**Exercise prompt:** Look below and pull out each line with the word "from".

**Data provided:**
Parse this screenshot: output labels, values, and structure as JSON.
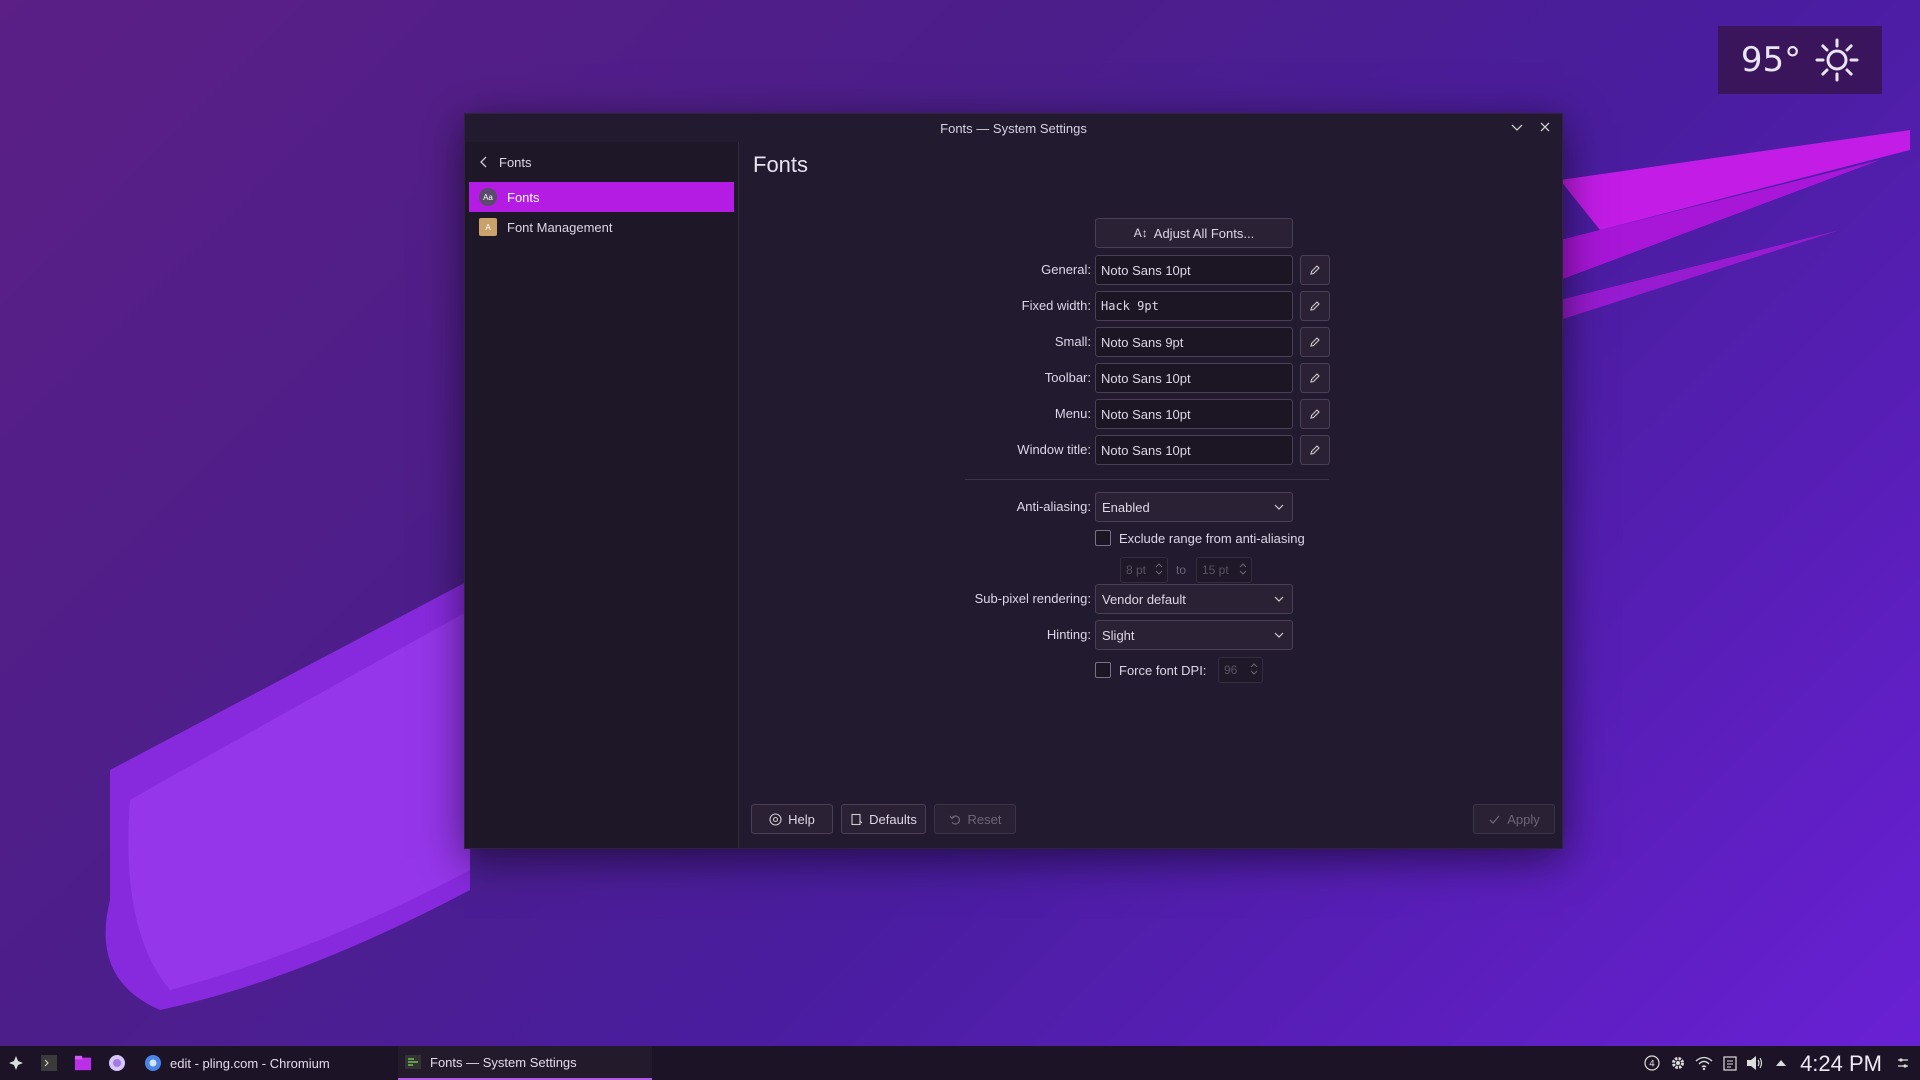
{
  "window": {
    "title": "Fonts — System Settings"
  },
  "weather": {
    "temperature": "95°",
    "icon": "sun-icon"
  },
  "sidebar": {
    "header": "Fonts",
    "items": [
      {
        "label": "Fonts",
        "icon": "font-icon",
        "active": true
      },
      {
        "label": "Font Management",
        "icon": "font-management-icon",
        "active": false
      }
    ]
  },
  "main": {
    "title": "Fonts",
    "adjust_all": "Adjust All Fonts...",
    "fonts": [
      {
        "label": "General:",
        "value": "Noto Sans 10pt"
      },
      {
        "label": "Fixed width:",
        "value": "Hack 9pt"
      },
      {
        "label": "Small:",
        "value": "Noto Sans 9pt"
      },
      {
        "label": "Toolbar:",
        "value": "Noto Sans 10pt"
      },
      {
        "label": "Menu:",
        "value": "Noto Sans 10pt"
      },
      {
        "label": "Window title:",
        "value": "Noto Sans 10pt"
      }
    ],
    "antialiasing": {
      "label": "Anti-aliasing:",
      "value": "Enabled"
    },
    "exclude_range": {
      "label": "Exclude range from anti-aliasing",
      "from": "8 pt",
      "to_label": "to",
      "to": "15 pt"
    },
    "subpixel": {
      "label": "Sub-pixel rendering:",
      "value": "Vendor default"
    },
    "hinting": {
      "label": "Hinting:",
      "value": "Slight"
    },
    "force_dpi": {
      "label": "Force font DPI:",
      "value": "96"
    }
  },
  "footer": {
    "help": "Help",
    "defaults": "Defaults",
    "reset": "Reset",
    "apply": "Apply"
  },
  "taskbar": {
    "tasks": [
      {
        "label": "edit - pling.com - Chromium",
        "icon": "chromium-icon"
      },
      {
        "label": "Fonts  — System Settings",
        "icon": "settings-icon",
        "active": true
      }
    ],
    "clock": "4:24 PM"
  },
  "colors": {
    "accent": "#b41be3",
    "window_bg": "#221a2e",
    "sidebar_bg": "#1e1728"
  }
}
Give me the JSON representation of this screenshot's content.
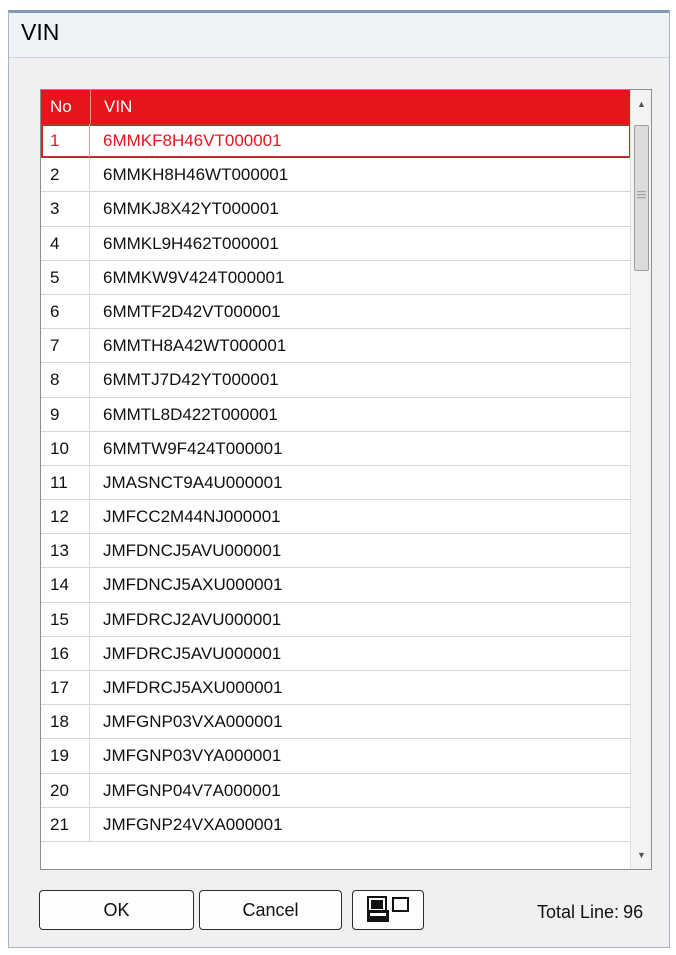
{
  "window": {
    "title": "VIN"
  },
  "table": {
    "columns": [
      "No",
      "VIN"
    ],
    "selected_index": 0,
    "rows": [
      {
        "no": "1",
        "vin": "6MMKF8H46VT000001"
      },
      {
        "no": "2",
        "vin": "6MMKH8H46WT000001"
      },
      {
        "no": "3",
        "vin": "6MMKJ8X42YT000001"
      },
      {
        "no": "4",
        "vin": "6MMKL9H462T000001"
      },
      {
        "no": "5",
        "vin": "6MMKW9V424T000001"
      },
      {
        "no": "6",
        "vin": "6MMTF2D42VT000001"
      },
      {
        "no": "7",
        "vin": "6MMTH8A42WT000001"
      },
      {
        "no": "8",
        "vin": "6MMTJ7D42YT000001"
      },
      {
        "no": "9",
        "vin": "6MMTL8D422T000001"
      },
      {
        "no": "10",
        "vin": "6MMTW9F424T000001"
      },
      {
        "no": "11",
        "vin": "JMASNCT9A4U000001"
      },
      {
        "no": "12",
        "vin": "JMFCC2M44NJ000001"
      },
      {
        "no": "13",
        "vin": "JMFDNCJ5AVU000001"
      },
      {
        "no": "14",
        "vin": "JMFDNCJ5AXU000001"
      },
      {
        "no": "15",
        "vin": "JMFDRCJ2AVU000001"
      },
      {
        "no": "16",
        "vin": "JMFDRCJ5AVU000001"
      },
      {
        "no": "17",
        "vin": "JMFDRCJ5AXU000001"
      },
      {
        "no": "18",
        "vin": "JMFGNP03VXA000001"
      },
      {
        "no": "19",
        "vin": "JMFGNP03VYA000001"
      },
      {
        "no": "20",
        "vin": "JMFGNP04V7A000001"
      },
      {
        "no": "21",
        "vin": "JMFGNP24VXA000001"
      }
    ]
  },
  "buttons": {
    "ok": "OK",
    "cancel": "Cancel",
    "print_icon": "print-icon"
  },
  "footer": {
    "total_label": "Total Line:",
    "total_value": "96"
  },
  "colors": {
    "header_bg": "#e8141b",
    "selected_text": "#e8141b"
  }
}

**Reply to the task:**
      "label": "Exclude range from anti-aliasing",
      "from": "8 pt",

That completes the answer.